▶ **EXERCISE OBJECTIVE**: Every line with the word "Center" in it should be extracted from the data that follows.

— Start of INPUT ROWS —

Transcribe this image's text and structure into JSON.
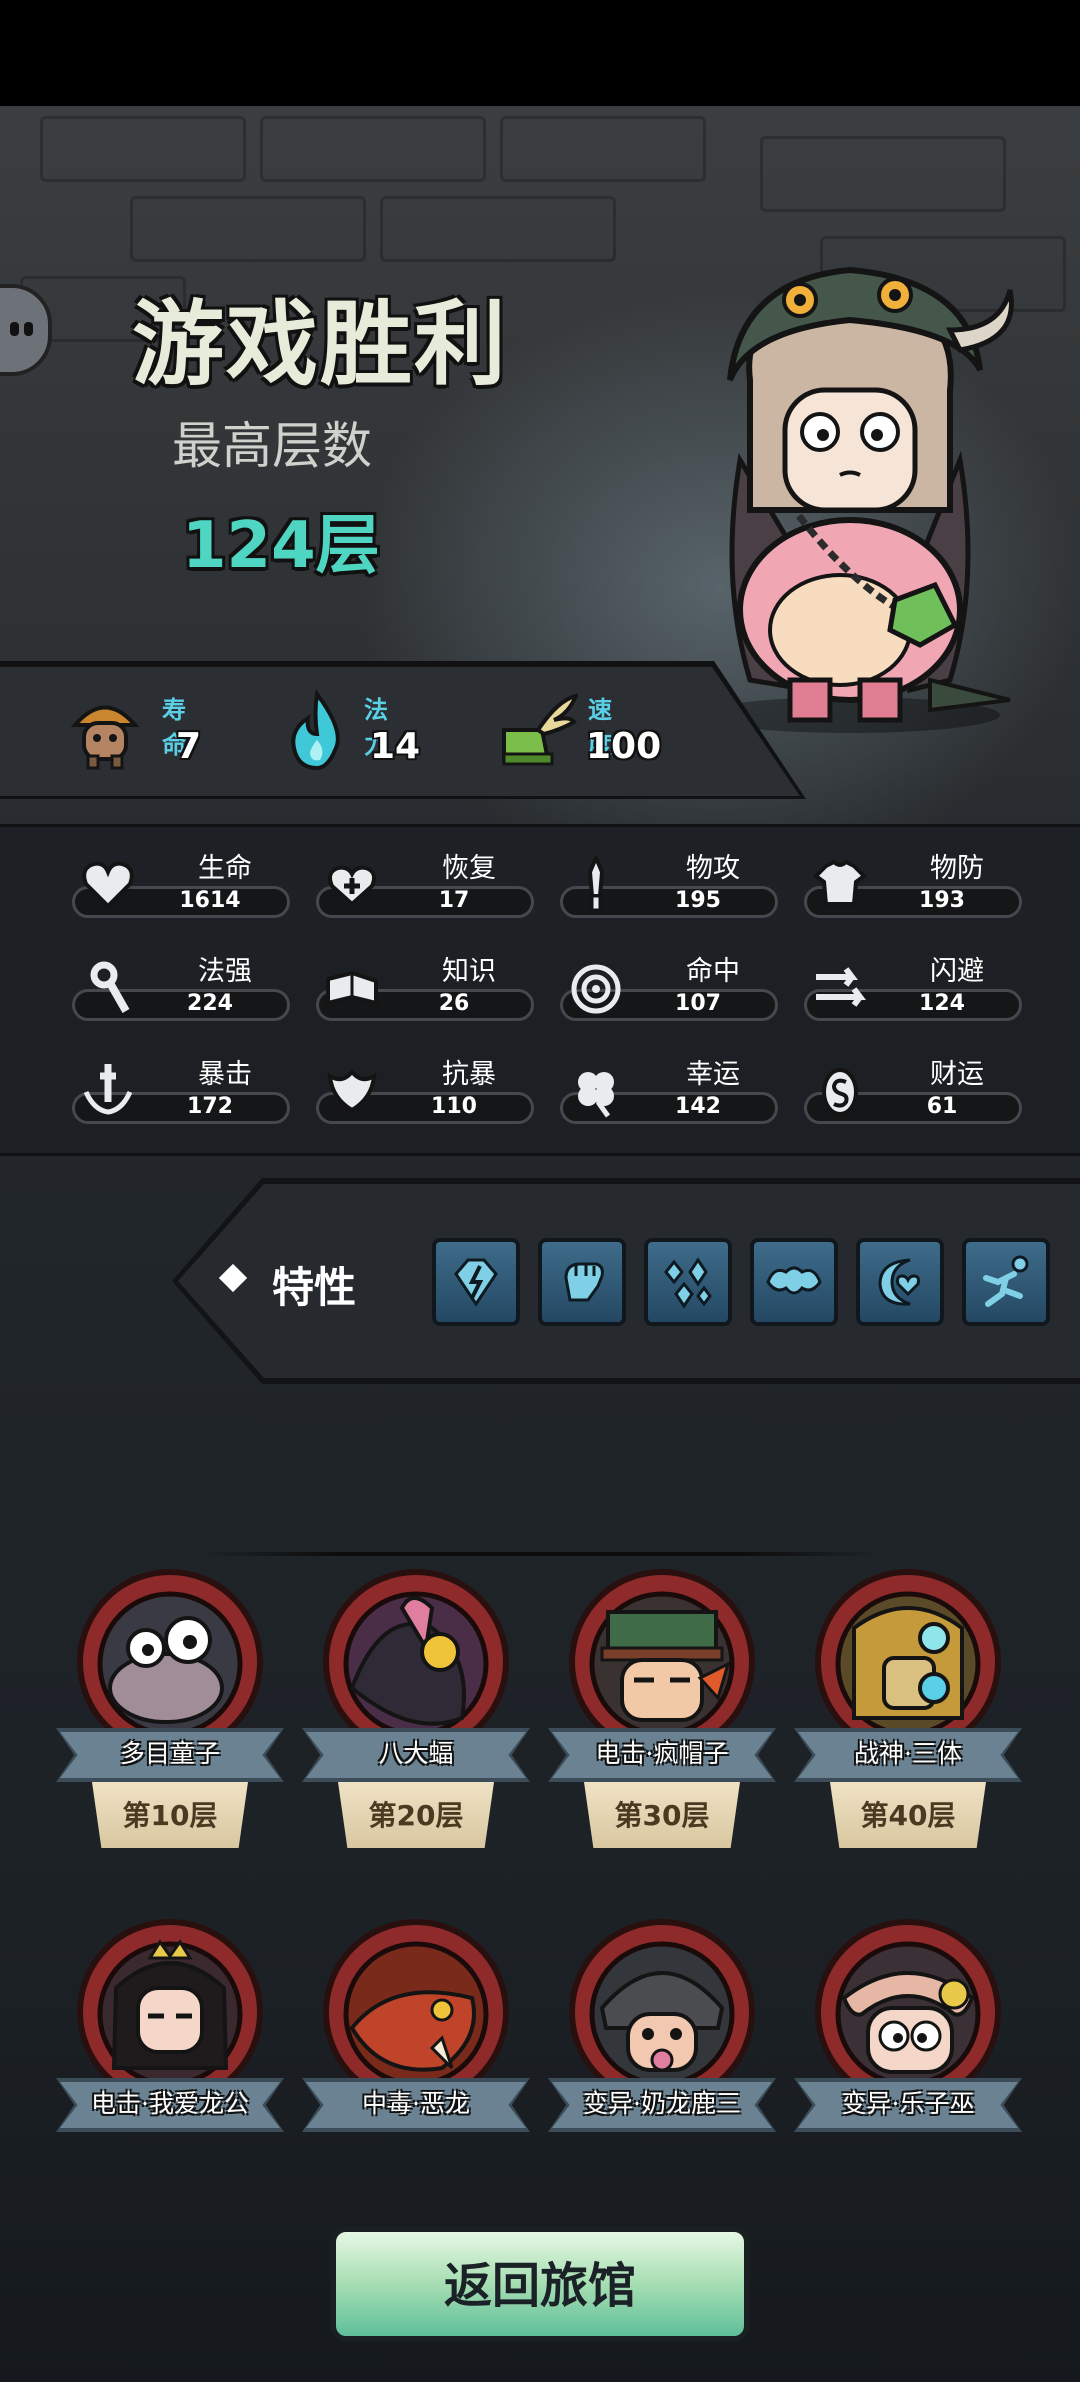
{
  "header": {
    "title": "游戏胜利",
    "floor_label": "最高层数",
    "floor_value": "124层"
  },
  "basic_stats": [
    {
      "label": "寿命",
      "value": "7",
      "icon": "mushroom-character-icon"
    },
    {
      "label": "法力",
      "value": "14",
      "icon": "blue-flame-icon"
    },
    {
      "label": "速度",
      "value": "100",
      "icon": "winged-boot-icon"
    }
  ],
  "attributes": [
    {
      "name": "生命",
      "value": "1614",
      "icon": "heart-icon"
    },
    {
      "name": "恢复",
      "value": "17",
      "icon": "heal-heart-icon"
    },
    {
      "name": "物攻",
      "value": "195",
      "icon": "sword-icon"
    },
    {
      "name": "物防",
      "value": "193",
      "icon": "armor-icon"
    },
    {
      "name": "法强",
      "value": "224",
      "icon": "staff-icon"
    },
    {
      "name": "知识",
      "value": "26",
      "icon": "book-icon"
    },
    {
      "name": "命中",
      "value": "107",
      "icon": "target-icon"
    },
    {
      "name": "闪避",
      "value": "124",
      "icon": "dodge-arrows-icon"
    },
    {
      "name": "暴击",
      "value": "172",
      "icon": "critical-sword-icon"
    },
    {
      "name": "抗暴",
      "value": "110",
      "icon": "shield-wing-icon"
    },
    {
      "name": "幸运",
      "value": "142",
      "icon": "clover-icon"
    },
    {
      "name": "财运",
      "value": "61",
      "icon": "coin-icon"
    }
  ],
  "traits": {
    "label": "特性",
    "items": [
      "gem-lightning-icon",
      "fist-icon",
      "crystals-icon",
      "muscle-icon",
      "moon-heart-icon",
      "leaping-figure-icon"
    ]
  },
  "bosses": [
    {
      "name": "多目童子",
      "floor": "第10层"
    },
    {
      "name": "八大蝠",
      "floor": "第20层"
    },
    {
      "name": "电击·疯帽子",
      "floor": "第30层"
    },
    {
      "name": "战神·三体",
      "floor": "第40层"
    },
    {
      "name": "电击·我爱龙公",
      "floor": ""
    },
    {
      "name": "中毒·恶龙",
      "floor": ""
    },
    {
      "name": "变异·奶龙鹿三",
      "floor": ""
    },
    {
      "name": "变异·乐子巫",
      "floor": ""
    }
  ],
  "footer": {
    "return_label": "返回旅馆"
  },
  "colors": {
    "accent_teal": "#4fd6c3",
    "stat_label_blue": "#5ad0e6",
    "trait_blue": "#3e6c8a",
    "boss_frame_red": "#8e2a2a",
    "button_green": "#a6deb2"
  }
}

— End of INPUT ROWS —
— Start of INPUT ROWS —

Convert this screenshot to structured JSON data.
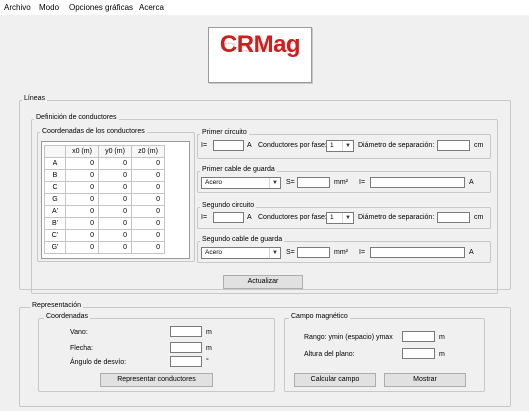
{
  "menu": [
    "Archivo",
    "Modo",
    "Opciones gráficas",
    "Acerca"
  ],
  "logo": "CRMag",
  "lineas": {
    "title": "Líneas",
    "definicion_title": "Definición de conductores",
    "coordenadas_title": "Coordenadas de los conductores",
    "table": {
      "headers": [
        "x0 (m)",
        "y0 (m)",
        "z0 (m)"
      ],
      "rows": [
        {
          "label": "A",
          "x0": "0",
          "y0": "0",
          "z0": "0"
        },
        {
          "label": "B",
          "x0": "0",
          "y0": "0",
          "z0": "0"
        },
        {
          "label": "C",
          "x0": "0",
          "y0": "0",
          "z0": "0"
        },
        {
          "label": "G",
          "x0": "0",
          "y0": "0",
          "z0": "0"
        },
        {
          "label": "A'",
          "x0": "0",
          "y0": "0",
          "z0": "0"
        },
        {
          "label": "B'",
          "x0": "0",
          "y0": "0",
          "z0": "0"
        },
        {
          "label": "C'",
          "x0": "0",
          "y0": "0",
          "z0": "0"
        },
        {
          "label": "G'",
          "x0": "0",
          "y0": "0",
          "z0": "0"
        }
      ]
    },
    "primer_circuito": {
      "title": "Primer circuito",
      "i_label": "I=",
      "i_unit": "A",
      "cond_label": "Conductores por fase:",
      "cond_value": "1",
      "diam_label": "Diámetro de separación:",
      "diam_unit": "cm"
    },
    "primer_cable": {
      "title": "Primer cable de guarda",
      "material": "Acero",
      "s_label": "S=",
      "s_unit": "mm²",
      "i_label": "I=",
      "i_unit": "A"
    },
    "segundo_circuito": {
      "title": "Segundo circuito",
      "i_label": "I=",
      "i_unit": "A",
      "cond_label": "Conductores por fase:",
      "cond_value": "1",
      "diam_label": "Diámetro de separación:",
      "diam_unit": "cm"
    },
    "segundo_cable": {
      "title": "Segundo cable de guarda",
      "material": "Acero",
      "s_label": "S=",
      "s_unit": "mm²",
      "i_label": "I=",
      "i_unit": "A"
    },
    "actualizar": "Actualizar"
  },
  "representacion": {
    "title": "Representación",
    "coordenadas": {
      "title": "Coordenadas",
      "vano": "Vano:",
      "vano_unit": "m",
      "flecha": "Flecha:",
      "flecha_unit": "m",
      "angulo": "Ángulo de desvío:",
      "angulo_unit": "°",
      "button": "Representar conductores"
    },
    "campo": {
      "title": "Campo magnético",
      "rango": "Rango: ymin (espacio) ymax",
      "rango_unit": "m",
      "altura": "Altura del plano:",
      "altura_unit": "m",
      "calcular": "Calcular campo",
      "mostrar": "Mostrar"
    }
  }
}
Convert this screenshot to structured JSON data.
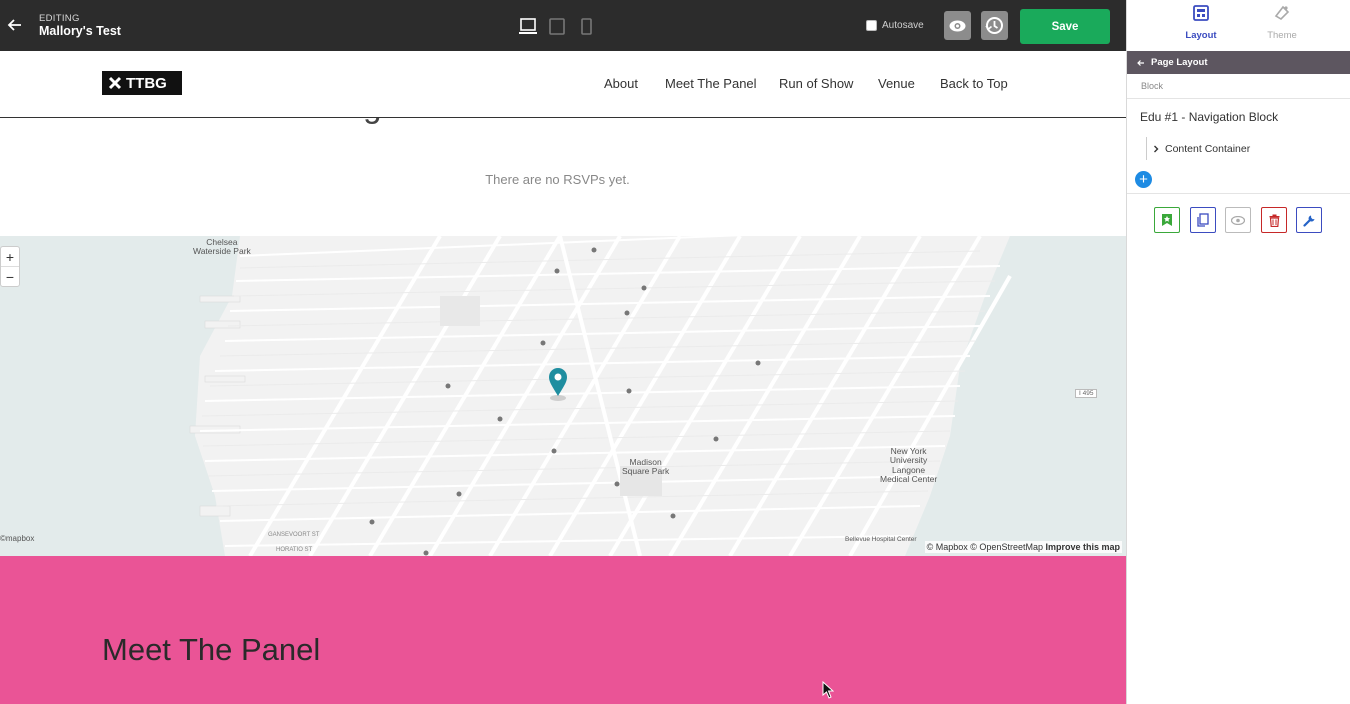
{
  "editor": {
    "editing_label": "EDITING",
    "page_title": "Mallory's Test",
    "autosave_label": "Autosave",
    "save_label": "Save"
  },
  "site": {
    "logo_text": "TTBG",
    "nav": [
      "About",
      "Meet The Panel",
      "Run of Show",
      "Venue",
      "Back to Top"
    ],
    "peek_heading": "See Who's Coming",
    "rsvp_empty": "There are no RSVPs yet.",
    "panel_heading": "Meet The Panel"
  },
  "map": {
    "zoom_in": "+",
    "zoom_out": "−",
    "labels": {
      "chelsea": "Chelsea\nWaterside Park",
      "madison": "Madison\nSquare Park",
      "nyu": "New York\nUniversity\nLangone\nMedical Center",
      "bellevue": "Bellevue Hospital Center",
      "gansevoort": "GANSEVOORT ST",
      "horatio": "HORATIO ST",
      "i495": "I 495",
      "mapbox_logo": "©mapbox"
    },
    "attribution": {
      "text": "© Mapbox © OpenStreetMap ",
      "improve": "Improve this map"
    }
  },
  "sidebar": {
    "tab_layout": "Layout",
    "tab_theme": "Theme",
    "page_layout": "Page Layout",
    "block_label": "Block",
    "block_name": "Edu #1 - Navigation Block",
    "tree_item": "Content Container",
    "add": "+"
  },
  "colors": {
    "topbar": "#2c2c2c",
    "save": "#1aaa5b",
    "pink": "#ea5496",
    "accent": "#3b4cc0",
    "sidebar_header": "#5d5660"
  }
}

— End of INPUT ROWS —
— Start of INPUT ROWS —

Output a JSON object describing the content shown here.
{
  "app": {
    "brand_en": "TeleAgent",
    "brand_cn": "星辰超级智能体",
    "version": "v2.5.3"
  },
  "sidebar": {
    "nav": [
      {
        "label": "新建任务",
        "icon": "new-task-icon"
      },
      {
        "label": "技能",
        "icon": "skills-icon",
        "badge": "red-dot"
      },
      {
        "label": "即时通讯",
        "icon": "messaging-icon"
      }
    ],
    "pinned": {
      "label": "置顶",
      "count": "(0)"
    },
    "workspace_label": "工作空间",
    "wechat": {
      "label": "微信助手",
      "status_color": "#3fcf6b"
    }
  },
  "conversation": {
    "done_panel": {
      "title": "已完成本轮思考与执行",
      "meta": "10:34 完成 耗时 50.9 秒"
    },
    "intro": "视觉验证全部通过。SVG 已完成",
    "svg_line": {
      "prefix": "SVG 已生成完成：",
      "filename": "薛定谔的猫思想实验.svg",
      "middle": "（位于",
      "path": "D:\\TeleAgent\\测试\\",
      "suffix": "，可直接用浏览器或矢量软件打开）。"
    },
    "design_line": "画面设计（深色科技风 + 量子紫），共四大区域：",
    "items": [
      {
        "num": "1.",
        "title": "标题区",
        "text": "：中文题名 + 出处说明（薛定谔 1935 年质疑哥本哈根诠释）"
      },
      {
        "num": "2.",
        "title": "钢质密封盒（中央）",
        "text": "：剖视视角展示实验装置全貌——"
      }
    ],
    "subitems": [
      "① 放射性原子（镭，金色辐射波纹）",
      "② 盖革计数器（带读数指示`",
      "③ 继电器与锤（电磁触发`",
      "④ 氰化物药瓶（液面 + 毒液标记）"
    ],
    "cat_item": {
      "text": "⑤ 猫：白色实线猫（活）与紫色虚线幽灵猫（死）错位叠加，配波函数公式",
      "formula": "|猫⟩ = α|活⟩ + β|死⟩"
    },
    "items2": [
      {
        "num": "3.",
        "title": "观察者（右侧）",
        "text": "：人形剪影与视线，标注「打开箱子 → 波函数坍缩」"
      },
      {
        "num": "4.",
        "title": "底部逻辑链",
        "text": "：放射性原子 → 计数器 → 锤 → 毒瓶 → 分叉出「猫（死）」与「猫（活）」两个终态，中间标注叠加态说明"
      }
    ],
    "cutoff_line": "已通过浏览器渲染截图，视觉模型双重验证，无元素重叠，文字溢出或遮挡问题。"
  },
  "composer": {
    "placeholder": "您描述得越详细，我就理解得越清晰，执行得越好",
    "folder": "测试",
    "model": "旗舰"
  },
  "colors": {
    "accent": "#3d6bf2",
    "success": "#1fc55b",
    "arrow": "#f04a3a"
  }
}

— End of INPUT ROWS —

▶ **EXERCISE ANSWER**:
      "nyu": "New York\nUniversity\nLangone\nMedical Center",
      "bellevue": "Bellevue Hospital Center",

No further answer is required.